• Instruções das tarefas:
**1.** No texto sobre a fraude fiscal no stand automóvel de Vila do Conde, em que período o empresário se dedicou à aquisição intracomunitária de veículos usados?
**2.** Prossiga o texto sobre a fraude fiscal no stand automóvel de Vila do Conde a partir do ponto em que termina.

O Ministério Público acusou o proprietário de um stand automóvel de Vila do Conde pela prática de fraude fiscal qualificada, num esquema que terá causado um prejuízo superior a 1,6 milhões de euros ao Estado. A informação consta de um comunicado divulgado pela Procuradoria-Geral Regional da República.
De acordo com o despacho de acusação, datado de 3 de novembro, o empresário dedicou-se, entre 2012 e 2016, à aquisição intracomunitária de veículos usados, que depois comercializava em Portugal mediante o uso de documentação falsa, evitando assim o pagamento dos impostos devidos.
A investigação concluiu que o arguido atuava através de duas sociedades distintas — uma delas em nome de um “testa de ferro” — para adquirir viaturas no espaço europeu beneficiando, de forma indevida, do regime de isenção aplicável às transações intracomunitárias. Posteriormente, os veículos eram legalizados diretamente em nome de consumidores finais, fazendo constar falsamente que os impostos teriam sido liquidados no país de origem.

• Conteúdo dos dados:
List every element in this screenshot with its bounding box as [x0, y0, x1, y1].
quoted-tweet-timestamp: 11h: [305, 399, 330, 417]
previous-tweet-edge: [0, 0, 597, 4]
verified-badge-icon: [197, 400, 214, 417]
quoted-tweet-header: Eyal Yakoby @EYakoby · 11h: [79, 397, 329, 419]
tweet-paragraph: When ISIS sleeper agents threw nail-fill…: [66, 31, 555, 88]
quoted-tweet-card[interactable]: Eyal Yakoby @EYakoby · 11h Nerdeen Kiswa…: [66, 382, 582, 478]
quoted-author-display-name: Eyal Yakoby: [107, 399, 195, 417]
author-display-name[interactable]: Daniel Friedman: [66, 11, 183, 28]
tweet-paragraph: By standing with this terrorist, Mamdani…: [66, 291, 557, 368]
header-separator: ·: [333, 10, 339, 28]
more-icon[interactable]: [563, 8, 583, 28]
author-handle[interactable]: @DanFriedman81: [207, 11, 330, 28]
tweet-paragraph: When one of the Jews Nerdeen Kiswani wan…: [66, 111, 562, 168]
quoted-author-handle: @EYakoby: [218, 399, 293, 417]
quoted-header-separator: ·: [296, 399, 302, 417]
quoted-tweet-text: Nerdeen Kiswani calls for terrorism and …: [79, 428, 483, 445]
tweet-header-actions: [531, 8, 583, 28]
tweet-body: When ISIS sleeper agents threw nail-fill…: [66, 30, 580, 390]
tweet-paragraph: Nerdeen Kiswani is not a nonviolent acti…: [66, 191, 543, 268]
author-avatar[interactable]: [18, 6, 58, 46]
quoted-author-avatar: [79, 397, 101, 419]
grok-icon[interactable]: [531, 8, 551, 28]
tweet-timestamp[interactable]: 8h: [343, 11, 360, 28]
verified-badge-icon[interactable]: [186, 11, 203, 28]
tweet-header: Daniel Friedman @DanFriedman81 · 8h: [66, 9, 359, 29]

• Problemas resolvidos:
**1.** Entre 2012 e 2016.

**2.**
O Ministério Público refere ainda que o empresário comercializou retomas de veículos, concretizando as transações diretamente entre vendedor e comprador, igualmente fora do circuito de tributação.
Os investigadores estimam que o esquema terá lesado o Estado em pelo menos 1.608.766,20 euros, montante relativo a IVA e IRC considerados criminalmente relevantes. O MP requereu que este valor seja declarado perdido a favor do Estado.